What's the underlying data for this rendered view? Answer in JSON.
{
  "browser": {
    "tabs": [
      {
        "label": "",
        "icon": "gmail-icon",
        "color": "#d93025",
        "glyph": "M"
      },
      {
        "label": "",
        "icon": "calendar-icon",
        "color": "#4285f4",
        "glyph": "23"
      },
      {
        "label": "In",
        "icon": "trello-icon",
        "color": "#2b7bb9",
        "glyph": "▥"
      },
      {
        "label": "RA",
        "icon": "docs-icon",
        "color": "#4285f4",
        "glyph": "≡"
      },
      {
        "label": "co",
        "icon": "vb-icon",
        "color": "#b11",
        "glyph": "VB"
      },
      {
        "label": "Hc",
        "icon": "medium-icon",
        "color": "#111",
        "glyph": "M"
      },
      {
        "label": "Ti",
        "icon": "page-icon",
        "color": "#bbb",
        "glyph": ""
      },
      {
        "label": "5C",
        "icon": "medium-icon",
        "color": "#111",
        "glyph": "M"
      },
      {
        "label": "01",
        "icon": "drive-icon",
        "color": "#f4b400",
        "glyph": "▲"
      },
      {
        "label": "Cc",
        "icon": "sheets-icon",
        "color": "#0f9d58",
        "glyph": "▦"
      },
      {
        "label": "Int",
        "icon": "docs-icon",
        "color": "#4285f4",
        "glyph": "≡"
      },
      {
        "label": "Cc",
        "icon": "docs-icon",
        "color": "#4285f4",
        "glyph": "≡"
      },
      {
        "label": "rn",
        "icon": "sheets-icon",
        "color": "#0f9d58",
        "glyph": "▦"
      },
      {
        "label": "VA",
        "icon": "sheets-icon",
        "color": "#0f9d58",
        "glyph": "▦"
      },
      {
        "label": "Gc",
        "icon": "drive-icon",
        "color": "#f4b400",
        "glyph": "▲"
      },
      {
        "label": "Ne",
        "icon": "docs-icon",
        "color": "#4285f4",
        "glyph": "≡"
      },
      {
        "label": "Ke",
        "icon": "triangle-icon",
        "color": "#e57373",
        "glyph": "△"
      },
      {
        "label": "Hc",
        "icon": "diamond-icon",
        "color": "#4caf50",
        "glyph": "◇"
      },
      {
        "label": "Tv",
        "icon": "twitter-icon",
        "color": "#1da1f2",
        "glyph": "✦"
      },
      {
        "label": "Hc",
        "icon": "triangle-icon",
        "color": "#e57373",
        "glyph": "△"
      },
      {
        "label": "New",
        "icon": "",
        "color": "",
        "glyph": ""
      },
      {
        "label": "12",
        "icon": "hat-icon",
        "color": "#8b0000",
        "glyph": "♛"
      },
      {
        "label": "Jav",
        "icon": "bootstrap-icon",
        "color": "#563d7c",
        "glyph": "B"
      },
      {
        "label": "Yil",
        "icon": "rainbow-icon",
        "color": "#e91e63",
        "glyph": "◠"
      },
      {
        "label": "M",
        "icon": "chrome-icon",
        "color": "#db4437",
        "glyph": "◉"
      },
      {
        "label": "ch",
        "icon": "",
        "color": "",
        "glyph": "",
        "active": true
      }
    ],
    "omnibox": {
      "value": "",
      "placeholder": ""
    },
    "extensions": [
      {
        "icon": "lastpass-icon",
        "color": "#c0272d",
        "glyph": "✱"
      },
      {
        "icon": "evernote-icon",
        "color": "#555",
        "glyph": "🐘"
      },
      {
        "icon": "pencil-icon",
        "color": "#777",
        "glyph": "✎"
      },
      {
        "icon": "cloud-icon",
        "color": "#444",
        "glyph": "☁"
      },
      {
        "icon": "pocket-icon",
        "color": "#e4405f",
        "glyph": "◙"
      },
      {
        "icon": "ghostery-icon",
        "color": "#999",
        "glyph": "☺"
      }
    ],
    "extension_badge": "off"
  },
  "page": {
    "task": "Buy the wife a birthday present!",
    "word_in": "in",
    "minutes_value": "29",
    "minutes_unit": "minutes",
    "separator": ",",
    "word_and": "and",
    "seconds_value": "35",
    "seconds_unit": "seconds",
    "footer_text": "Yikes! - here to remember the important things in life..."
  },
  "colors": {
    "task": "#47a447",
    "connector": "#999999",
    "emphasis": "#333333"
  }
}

### [Problem description]
Collect, from the material above, every line containing the word "task".

### [Solved exercise]
    "task": "Buy the wife a birthday present!",
    "task": "#47a447",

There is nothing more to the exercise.